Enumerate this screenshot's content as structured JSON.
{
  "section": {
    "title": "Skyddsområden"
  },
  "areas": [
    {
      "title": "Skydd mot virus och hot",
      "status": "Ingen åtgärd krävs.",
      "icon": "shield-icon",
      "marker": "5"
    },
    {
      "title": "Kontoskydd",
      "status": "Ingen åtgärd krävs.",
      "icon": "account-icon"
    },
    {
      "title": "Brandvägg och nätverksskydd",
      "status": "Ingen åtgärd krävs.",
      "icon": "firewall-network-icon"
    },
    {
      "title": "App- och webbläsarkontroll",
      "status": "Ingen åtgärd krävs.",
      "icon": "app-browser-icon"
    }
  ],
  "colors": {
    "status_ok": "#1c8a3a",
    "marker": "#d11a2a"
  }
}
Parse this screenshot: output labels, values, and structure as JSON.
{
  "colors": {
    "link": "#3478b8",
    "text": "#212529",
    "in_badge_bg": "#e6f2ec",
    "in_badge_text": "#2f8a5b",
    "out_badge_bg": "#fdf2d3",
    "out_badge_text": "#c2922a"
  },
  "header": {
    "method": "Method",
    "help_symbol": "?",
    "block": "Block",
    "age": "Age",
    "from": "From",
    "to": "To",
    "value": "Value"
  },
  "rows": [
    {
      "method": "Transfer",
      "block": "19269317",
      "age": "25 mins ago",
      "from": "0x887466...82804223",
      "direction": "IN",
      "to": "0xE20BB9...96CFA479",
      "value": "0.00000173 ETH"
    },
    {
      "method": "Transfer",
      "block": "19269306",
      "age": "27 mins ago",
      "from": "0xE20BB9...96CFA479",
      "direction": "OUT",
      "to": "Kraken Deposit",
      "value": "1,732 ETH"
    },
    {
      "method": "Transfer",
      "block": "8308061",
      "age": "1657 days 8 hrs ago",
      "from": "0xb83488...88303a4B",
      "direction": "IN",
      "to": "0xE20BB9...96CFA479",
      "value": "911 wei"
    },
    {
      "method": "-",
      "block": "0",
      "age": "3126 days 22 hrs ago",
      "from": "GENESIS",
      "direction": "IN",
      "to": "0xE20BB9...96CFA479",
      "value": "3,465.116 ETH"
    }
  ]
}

○ ○ ○ ○ ○ ○ ○

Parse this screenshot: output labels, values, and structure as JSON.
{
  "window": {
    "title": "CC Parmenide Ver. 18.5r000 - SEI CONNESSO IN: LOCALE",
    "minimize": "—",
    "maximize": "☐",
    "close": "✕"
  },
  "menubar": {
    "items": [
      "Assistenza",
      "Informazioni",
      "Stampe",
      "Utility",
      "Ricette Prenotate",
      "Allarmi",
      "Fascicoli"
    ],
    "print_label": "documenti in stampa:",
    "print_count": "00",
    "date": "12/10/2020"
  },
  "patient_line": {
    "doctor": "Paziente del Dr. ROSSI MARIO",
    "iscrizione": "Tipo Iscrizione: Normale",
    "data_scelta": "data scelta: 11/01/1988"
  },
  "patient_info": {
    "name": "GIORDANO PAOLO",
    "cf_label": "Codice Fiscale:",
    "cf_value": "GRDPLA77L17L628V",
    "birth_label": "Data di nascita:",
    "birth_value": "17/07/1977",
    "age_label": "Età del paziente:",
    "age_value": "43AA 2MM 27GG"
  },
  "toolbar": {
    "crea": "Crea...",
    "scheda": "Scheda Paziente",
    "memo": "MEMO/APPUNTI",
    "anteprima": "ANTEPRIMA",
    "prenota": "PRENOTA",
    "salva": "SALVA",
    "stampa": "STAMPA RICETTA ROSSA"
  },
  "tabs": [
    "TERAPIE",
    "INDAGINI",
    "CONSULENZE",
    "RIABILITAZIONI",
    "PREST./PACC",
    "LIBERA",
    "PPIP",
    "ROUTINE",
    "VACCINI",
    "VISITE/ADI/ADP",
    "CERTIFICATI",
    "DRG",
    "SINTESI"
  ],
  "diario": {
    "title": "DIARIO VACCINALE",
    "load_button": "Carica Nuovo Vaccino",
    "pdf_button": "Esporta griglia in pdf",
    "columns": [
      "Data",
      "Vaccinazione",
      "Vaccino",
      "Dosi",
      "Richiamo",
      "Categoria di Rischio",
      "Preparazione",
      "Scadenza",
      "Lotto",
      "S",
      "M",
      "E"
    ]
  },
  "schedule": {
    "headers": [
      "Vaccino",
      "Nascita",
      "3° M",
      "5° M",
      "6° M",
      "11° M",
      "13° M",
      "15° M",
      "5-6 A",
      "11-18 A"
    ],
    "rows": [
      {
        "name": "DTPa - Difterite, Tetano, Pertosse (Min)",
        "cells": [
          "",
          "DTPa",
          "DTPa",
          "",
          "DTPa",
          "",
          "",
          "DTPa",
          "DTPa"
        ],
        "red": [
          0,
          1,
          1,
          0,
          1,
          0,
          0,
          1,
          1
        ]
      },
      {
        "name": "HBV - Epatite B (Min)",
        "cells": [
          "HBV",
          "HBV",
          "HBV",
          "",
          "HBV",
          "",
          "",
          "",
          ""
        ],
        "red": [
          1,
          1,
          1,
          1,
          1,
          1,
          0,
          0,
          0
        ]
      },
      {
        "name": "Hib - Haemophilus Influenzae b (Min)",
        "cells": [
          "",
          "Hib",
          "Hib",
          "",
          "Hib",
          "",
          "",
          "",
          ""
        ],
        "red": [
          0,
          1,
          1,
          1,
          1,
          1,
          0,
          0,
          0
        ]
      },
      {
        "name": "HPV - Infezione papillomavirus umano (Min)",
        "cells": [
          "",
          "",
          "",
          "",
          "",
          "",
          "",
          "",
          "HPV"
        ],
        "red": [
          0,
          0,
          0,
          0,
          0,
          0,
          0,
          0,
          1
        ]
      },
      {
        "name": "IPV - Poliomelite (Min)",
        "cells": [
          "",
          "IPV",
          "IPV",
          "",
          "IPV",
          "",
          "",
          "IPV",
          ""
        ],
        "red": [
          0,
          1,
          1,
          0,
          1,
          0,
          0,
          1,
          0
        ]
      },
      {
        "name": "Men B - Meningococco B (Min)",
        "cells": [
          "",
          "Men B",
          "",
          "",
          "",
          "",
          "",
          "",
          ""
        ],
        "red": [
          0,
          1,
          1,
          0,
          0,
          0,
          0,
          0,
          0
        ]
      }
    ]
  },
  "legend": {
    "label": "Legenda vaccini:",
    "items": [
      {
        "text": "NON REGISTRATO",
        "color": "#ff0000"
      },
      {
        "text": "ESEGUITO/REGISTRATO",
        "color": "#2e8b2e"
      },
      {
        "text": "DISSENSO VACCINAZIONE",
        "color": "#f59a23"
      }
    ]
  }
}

○ ○ ○ ○ ○ ○ ○

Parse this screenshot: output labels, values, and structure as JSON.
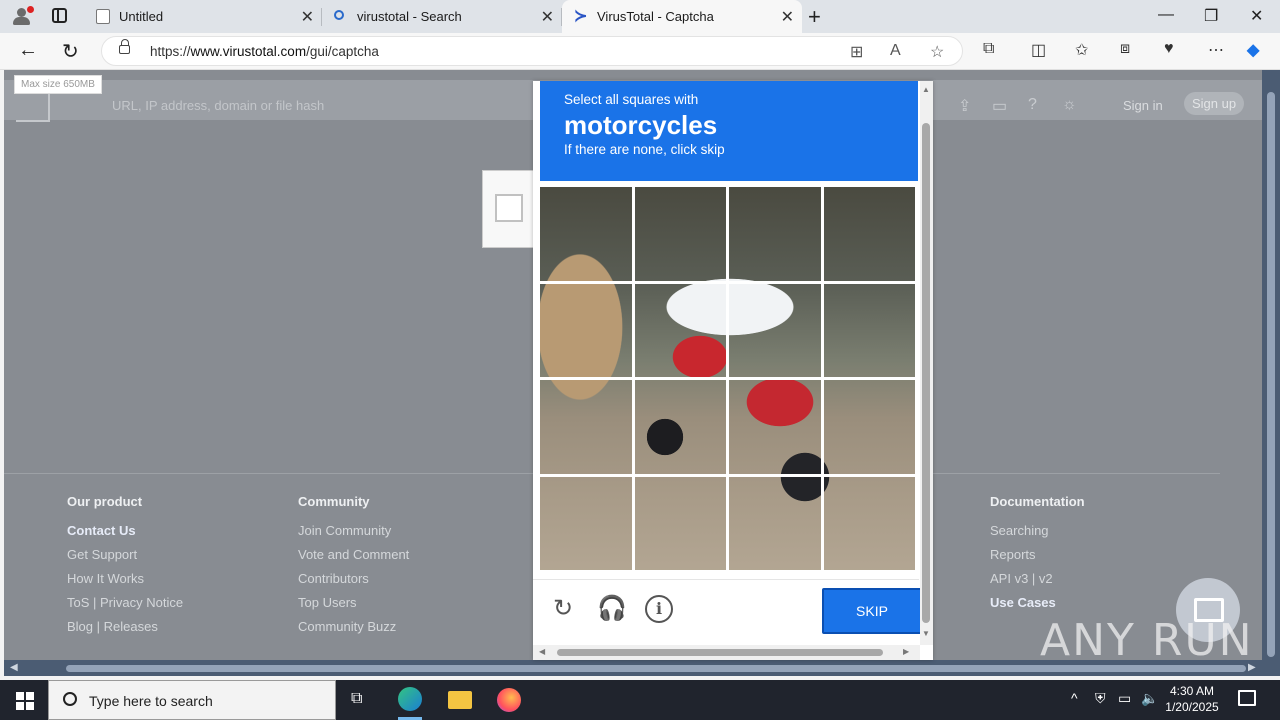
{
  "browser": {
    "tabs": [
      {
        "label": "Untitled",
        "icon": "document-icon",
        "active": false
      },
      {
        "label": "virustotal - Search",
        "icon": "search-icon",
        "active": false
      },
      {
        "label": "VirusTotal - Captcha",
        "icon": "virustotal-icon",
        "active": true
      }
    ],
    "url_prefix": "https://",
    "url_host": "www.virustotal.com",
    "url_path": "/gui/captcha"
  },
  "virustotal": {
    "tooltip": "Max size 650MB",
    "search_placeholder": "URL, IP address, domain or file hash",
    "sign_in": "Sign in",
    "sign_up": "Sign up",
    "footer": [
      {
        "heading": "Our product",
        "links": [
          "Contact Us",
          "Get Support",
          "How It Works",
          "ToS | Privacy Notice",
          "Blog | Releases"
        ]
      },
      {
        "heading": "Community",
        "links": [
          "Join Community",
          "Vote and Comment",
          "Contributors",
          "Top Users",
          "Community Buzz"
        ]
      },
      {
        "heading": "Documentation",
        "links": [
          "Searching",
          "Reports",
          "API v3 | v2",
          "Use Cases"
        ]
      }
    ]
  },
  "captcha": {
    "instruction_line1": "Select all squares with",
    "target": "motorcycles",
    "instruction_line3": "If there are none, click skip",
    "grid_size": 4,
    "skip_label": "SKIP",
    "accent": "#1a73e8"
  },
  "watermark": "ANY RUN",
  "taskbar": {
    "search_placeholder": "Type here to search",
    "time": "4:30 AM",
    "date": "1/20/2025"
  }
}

○ ○ ○ ○ ○ ○ ○

▶ [DESCRIPTION OF THE TASK]: Only lines holding the string "name" are wanted; gather each one from the entries above.

▶ [SOLUTION TO THE PROBLEM]:
    "name": "GIORDANO PAOLO",
        "name": "DTPa - Difterite, Tetano, Pertosse (Min)",
        "name": "HBV - Epatite B (Min)",
        "name": "Hib - Haemophilus Influenzae b (Min)",
        "name": "HPV - Infezione papillomavirus umano (Min)",
        "name": "IPV - Poliomelite (Min)",
        "name": "Men B - Meningococco B (Min)",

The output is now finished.